■ Short exercise
Which lines in the data below contain the word "item"? Identify each one and copy it in full, treating uppercase and lowercase as different.

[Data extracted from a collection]
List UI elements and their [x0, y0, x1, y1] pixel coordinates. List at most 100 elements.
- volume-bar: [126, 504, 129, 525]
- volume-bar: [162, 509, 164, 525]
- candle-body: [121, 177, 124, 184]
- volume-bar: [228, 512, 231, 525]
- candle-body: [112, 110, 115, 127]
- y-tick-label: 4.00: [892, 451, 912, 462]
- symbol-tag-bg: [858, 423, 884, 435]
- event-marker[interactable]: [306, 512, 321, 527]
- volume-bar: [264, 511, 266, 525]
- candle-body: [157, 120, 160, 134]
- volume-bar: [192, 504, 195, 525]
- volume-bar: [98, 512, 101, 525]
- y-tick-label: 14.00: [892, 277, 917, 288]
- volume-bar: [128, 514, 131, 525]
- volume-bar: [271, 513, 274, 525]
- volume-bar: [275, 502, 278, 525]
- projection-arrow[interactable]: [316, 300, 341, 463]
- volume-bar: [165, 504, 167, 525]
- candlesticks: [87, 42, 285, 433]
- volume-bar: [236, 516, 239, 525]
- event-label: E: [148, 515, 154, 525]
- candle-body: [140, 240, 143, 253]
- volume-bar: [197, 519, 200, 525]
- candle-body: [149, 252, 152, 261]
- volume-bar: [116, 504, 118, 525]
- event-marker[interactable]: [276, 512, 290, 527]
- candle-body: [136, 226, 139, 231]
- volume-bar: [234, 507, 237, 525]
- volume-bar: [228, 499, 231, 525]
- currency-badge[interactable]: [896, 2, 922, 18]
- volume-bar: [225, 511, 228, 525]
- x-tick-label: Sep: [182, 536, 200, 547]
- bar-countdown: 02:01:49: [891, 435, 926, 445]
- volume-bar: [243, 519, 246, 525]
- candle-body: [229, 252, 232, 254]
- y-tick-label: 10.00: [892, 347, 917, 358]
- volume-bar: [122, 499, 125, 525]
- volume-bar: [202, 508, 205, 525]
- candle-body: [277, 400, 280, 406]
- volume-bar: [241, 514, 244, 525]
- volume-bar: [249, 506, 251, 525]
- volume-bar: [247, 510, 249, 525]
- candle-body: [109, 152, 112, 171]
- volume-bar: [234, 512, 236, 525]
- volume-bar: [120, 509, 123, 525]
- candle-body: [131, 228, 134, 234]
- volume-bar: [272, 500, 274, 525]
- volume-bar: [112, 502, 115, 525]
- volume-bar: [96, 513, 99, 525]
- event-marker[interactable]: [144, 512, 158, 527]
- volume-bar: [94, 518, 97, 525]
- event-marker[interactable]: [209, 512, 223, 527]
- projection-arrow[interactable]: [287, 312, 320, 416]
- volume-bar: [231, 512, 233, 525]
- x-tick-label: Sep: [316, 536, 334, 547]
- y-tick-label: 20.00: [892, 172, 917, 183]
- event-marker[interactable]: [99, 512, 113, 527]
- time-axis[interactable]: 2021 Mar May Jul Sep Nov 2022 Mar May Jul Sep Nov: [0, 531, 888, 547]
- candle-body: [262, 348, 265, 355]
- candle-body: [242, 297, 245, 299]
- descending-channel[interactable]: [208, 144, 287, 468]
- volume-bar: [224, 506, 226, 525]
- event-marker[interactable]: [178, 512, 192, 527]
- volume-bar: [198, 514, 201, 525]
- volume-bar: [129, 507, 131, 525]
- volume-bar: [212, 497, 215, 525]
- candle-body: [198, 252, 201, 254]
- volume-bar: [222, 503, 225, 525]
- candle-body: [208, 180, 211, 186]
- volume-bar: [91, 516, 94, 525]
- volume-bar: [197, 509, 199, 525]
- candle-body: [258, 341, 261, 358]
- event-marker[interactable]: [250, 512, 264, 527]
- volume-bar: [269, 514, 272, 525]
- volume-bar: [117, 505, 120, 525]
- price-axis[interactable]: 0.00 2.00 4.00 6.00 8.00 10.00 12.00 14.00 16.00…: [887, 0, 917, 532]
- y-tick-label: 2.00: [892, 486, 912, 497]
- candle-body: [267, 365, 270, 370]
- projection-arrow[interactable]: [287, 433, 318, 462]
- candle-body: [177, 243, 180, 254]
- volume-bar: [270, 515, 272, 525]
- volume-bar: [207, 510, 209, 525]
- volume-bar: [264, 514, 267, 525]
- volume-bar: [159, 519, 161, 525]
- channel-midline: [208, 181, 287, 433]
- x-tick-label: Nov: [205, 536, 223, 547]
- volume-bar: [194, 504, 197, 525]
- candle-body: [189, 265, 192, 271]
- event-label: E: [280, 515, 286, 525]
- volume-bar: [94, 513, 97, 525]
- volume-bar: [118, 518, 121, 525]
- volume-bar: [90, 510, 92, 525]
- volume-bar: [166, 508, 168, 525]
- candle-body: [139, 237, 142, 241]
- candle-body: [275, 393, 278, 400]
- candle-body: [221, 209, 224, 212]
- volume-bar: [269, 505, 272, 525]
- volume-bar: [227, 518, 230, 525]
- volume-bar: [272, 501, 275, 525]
--
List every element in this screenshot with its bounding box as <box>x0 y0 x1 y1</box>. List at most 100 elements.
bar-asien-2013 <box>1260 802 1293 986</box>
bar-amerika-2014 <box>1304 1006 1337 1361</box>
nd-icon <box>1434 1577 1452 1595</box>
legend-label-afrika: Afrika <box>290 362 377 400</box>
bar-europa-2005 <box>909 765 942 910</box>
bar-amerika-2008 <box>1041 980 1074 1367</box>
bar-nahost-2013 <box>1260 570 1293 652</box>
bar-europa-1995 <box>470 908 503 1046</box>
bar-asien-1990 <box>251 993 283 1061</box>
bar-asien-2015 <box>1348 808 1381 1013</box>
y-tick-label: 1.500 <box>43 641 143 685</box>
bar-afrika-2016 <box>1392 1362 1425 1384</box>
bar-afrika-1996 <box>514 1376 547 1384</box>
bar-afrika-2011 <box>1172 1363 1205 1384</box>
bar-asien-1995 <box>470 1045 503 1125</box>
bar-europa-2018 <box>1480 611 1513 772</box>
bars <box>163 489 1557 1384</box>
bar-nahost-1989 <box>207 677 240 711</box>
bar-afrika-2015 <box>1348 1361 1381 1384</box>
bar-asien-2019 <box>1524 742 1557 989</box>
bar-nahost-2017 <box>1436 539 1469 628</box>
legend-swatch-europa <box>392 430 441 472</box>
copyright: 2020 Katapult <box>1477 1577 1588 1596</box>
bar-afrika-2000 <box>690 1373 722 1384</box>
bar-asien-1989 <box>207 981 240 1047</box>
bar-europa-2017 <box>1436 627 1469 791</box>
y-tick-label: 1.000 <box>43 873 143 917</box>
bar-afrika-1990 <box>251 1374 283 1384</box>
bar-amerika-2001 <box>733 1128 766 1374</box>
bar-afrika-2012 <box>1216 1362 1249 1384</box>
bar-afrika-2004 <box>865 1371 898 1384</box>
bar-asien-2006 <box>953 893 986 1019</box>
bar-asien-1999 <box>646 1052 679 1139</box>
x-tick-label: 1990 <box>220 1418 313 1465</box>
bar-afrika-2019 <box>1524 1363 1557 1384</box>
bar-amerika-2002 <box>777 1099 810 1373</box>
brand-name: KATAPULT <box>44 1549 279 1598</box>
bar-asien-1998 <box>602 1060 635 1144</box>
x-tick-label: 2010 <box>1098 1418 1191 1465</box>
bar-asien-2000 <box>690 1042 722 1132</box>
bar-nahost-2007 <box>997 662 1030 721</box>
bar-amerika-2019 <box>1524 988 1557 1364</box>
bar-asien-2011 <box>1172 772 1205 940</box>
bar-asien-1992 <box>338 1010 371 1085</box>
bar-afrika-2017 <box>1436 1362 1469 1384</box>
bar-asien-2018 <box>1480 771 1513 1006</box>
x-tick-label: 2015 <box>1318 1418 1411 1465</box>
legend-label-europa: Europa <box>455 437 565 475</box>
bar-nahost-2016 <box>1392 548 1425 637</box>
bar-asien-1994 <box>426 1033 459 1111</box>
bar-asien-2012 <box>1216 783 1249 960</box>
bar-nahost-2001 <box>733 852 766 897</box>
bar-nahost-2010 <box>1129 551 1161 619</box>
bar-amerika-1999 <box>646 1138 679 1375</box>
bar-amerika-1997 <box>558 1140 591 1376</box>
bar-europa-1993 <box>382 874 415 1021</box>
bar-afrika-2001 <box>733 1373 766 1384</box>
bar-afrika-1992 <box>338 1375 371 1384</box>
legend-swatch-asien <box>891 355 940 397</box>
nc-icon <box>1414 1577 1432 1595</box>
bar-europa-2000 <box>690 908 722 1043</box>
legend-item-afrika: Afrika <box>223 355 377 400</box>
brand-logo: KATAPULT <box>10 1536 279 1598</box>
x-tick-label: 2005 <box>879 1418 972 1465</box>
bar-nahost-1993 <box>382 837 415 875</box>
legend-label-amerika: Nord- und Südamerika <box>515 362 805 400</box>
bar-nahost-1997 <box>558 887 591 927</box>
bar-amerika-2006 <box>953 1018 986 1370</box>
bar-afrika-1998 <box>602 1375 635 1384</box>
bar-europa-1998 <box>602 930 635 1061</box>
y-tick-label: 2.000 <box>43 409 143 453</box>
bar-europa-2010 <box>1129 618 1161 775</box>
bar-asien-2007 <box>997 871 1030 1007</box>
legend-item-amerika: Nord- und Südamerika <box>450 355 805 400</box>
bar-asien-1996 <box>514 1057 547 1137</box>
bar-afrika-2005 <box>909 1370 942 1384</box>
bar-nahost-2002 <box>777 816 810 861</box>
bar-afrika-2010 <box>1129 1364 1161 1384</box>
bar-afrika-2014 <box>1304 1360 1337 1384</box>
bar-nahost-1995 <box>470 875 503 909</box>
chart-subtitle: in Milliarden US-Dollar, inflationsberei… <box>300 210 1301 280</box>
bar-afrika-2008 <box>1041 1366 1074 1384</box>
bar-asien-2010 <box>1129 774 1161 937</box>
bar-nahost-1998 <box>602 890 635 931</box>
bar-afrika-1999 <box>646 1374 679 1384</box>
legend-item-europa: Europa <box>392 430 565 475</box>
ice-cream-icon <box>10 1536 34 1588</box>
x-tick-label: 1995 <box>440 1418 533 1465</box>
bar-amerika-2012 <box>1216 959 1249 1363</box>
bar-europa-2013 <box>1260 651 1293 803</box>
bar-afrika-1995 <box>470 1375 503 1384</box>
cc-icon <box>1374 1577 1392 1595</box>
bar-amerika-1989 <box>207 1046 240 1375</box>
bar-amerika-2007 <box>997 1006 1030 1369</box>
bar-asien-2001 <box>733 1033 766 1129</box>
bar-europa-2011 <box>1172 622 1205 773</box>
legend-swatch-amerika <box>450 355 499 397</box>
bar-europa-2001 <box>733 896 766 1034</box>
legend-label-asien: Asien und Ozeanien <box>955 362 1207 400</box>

■ Answer to this task
legend-item-afrika: Afrika <box>223 355 377 400</box>
legend-item-amerika: Nord- und Südamerika <box>450 355 805 400</box>
legend-item-europa: Europa <box>392 430 565 475</box>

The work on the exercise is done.